Work to be completed: Give every line of the material again, exactly as written.

Stored entries

● ● ● ● ● ● ●

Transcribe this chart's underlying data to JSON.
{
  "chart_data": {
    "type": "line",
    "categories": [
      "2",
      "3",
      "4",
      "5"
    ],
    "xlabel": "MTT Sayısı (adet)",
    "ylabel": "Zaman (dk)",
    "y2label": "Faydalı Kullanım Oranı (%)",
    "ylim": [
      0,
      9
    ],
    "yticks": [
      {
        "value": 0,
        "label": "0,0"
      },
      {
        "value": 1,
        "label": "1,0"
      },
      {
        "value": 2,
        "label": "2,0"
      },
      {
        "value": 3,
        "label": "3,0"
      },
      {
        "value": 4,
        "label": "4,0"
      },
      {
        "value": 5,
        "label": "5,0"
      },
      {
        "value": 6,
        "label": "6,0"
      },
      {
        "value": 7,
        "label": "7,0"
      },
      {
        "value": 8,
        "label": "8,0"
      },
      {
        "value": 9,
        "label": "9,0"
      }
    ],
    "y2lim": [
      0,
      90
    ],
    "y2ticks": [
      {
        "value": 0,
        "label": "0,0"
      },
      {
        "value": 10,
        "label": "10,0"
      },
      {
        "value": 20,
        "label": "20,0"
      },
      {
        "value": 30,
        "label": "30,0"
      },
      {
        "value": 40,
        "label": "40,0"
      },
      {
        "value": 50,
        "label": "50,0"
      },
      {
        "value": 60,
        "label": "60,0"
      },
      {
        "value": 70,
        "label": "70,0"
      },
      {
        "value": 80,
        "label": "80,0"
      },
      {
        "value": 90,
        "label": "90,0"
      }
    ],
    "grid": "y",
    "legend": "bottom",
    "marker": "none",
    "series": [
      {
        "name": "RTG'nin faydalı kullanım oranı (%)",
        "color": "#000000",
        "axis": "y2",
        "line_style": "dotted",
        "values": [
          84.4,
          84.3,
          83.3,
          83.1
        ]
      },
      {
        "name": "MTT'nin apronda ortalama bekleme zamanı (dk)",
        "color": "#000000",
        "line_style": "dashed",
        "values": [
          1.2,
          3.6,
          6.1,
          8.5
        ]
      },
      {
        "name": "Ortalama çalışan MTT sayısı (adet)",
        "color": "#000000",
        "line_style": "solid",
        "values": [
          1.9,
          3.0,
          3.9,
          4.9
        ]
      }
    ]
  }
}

● ● ● ● ● ● ●

Answer to this task:
Transcribe this chart's underlying data to JSON.
{
  "chart_data": {
    "type": "line",
    "categories": [
      "2",
      "3",
      "4",
      "5"
    ],
    "xlabel": "MTT Sayısı (adet)",
    "ylabel": "Zaman (dk)",
    "y2label": "Faydalı Kullanım Oranı (%)",
    "ylim": [
      0,
      9
    ],
    "yticks": [
      {
        "value": 0,
        "label": "0,0"
      },
      {
        "value": 1,
        "label": "1,0"
      },
      {
        "value": 2,
        "label": "2,0"
      },
      {
        "value": 3,
        "label": "3,0"
      },
      {
        "value": 4,
        "label": "4,0"
      },
      {
        "value": 5,
        "label": "5,0"
      },
      {
        "value": 6,
        "label": "6,0"
      },
      {
        "value": 7,
        "label": "7,0"
      },
      {
        "value": 8,
        "label": "8,0"
      },
      {
        "value": 9,
        "label": "9,0"
      }
    ],
    "y2lim": [
      0,
      90
    ],
    "y2ticks": [
      {
        "value": 0,
        "label": "0,0"
      },
      {
        "value": 10,
        "label": "10,0"
      },
      {
        "value": 20,
        "label": "20,0"
      },
      {
        "value": 30,
        "label": "30,0"
      },
      {
        "value": 40,
        "label": "40,0"
      },
      {
        "value": 50,
        "label": "50,0"
      },
      {
        "value": 60,
        "label": "60,0"
      },
      {
        "value": 70,
        "label": "70,0"
      },
      {
        "value": 80,
        "label": "80,0"
      },
      {
        "value": 90,
        "label": "90,0"
      }
    ],
    "grid": "y",
    "legend": "bottom",
    "marker": "none",
    "series": [
      {
        "name": "RTG'nin faydalı kullanım oranı (%)",
        "color": "#000000",
        "axis": "y2",
        "line_style": "dotted",
        "values": [
          84.4,
          84.3,
          83.3,
          83.1
        ]
      },
      {
        "name": "MTT'nin apronda ortalama bekleme zamanı (dk)",
        "color": "#000000",
        "line_style": "dashed",
        "values": [
          1.2,
          3.6,
          6.1,
          8.5
        ]
      },
      {
        "name": "Ortalama çalışan MTT sayısı (adet)",
        "color": "#000000",
        "line_style": "solid",
        "values": [
          1.9,
          3.0,
          3.9,
          4.9
        ]
      }
    ]
  }
}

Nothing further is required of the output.